Requirement :: Return the count of lines that hold the string "Howe", with no other words.

━━━ Listing

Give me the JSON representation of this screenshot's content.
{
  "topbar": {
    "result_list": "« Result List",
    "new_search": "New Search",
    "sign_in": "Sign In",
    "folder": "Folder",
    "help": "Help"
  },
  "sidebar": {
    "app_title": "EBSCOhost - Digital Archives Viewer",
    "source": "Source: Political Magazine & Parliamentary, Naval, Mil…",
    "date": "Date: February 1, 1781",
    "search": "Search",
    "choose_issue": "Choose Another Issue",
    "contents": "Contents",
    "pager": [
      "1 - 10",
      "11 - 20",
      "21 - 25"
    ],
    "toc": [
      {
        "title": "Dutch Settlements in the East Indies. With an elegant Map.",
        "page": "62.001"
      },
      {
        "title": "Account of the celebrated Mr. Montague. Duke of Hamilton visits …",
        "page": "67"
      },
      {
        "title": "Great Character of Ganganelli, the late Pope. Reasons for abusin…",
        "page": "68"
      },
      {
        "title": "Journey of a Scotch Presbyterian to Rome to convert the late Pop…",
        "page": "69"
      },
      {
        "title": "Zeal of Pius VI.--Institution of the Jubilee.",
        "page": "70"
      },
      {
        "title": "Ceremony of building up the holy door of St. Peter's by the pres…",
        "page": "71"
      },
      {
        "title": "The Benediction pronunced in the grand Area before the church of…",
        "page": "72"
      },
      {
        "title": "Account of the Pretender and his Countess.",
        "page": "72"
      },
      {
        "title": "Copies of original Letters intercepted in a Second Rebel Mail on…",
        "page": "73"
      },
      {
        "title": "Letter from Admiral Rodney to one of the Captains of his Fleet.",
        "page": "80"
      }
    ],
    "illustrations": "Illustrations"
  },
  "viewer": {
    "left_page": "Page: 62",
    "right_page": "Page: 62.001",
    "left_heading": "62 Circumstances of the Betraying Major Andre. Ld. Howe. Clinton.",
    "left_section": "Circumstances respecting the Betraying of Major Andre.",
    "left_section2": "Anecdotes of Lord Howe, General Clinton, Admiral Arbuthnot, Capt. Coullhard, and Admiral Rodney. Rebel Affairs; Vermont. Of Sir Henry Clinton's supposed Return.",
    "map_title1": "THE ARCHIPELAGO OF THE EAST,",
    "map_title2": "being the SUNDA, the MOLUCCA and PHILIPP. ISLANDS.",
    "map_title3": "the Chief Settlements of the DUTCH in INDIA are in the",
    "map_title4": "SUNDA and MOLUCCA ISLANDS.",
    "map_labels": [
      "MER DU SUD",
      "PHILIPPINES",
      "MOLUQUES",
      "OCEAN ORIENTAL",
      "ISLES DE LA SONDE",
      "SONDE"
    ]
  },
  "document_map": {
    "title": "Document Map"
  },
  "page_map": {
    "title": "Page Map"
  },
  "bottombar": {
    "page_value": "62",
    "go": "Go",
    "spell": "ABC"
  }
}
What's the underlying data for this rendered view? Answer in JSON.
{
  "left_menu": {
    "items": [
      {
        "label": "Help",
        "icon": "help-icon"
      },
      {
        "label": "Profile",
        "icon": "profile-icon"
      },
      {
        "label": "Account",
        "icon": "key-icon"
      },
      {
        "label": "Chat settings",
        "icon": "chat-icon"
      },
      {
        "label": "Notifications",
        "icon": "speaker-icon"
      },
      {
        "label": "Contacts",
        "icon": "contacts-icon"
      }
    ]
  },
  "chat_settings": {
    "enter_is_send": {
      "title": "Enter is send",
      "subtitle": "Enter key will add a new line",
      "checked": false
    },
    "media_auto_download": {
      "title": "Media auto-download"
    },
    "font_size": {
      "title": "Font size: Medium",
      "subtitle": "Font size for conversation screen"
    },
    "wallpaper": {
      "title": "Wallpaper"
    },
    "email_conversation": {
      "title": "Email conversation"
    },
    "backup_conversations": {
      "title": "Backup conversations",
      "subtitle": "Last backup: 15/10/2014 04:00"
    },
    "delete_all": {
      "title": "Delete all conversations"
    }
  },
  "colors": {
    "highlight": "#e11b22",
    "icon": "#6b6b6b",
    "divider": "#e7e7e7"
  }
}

━━━━━━

Exercise solution :: 2